-- Start of Extract --

The dogma of Mary’s Assumption is also present in Sacred Tradition, as the early Christians gradually unraveled the implicitly revealed reference to Mary’s Assumption. One of the earlier patristic testimonies is by St. Gregory of Tours (d.593): “The Lord commanded the holy body (of Mary) to be borne on a cloud to Paradise where, reunited to its soul and exalting with the elect, it enjoys the everlasting bliss of eternity.” (3) There are yet earlier references to Our Lady’s Assumption by the early Christian community which appears to date back to the second century. (4)

The feast of the “Dormitio,” which celebrated the death, resurrection, and Assumption of Our Lady, was widely established in the East by the fourth century. (5)

From the seventh century onwards, numerous Church Fathers preached and taught the doctrine of the Assumption (St. Germain of Constantinople, d.733; St. Andrew of Crete d.740; St. John Damascene, d.749, etc.). During the sixth century, the liturgical feasts dedicated to the Assumption are established in Syria and in the Alexandrian church in Egypt. Western liturgical feasts dedicated to Mary’s Assumption take place in Gaul (modern day France) in the seventh century; and by the eighth century was celebrated in Rome. From the thirteenth century on, the doctrine of Mary’s Assumption was taught with near unanimity by Church writers and theologians in both the East and West. (6)

Relation to Other Marian Dogmas

Pius XII identifies the close connection between the Assumption and other Marian-defined dogmas, in particular, the Motherhood of God and the Immaculate Conception. In relation to the Dogma of the Motherhood of God, Pope Pius XII states that it is fitting that Jesus would honor his Mother as only a divine Son could. It is true that no one obeys the fourth commandment of honoring father and mother better than Jesus, who is Son of the Father and Son of Mary. It is thereby reasonable that Jesus would uniquely honor his Mother, first, by preserving her from the corruption of the grave, and secondly, by granting her a glorification of the body in Heaven before the general resurrection of the body for all other saints on the last day. (7)

-- End of Extract --
-- Start of Data extract --

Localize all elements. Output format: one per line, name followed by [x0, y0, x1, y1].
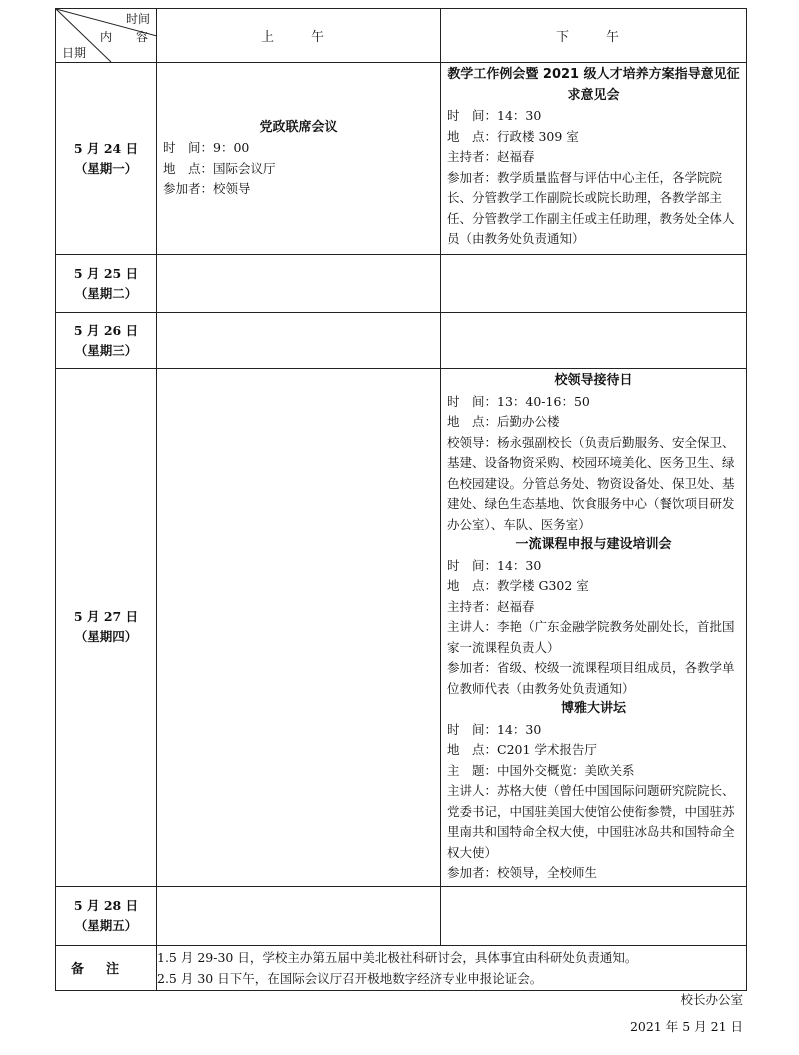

-- End of Data extract --

=== Requirement ===
Answer these questions from the text on Mary's Assumption, one answer per line.
(a) By what century was the feast of the "Dormitio" widely established in the East?
(b) Where did Western liturgical feasts dedicated to Mary's Assumption take place in the seventh century?
(c) Which two Marian dogmas does Pius XII especially connect to the Assumption?

=== Answer for this exercise ===
(a) The fourth century.
(b) In Gaul (modern day France).
(c) The Motherhood of God and the Immaculate Conception.